# Problem details
Without pictures, repeat exactly the lines from the one containing "What's the underlying" through the end of the entries.

# Information given
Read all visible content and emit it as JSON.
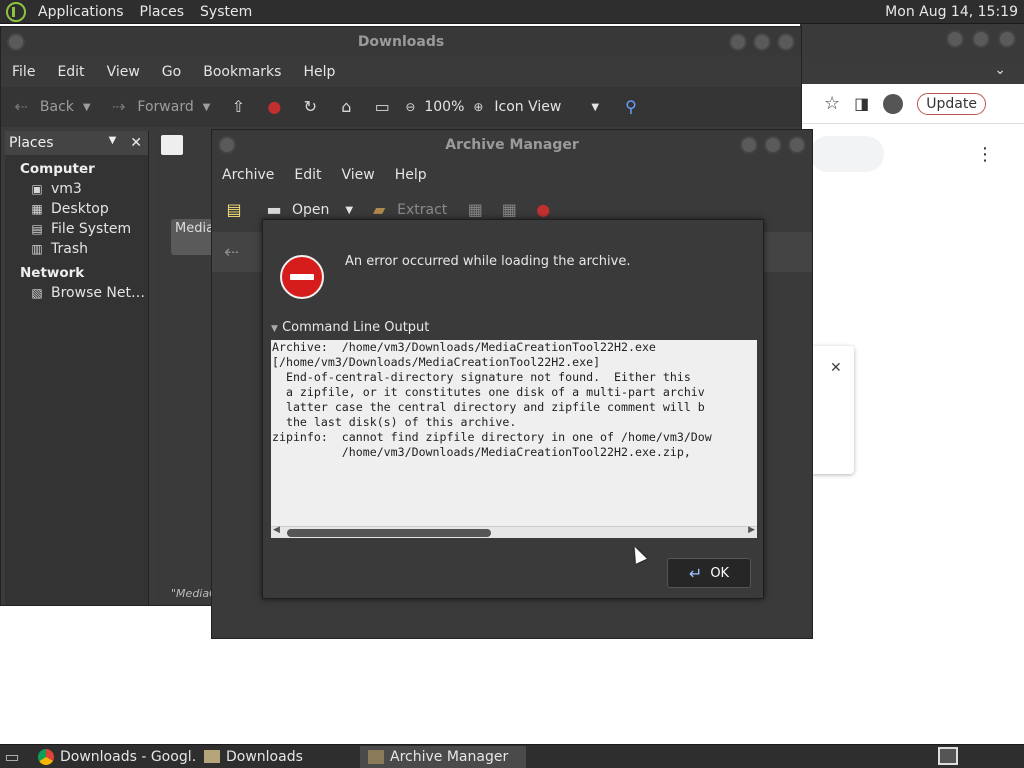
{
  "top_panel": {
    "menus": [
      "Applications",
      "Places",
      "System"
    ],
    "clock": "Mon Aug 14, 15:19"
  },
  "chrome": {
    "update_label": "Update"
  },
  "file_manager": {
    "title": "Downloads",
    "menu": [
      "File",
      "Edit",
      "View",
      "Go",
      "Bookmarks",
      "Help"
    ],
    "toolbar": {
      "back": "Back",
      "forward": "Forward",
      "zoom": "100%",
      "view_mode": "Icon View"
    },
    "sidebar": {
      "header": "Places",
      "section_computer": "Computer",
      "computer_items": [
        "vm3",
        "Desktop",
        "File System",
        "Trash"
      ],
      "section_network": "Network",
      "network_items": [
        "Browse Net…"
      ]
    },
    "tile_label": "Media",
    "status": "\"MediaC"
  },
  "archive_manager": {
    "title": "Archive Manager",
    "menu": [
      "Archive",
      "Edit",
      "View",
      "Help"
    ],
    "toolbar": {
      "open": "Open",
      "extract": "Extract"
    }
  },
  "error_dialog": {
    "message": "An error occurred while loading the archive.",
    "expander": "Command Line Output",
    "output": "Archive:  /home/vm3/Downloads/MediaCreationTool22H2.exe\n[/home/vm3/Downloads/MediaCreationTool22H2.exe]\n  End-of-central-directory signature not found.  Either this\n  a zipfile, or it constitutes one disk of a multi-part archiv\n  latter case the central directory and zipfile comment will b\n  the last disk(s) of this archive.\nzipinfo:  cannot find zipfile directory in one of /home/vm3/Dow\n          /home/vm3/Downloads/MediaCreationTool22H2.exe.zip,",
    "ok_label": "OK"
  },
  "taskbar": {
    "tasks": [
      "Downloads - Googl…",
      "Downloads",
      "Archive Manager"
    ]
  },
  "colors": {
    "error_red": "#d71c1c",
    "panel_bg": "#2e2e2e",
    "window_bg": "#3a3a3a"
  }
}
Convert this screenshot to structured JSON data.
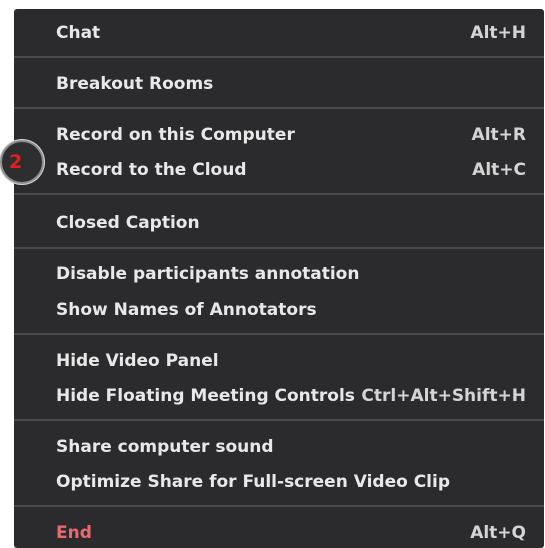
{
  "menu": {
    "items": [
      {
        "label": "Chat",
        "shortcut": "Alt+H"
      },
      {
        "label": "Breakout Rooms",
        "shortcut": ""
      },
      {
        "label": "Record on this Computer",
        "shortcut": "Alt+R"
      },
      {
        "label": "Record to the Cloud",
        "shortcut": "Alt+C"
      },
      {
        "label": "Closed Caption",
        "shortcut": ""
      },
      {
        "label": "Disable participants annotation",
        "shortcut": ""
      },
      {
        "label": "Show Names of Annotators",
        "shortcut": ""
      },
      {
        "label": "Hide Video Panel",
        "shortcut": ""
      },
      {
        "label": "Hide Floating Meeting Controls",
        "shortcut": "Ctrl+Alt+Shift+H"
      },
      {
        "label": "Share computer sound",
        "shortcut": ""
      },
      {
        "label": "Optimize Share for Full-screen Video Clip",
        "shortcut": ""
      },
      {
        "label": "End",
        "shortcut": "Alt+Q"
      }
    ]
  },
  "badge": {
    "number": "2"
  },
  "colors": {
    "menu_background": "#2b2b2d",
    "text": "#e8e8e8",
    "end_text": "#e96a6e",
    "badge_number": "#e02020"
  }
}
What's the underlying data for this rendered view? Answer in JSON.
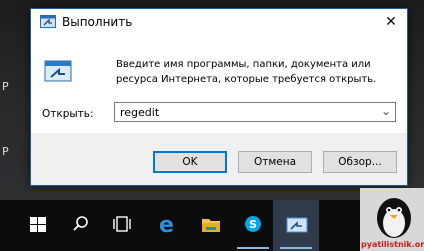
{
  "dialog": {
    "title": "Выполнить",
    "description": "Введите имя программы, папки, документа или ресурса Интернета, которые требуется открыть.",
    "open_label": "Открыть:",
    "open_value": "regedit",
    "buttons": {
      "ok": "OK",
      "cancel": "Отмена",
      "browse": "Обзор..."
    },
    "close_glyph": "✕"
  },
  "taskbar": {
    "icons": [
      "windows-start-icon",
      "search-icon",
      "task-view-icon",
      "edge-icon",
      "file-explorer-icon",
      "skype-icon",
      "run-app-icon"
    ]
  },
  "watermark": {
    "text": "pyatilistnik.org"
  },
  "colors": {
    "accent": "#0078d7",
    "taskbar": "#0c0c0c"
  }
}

# Exercise result
What's the underlying data for this rendered view? Answer in JSON.
{
  "dialog": {
    "title": "Выполнить",
    "description": "Введите имя программы, папки, документа или ресурса Интернета, которые требуется открыть.",
    "open_label": "Открыть:",
    "open_value": "regedit",
    "buttons": {
      "ok": "OK",
      "cancel": "Отмена",
      "browse": "Обзор..."
    },
    "close_glyph": "✕"
  },
  "taskbar": {
    "icons": [
      "windows-start-icon",
      "search-icon",
      "task-view-icon",
      "edge-icon",
      "file-explorer-icon",
      "skype-icon",
      "run-app-icon"
    ]
  },
  "watermark": {
    "text": "pyatilistnik.org"
  },
  "colors": {
    "accent": "#0078d7",
    "taskbar": "#0c0c0c"
  }
}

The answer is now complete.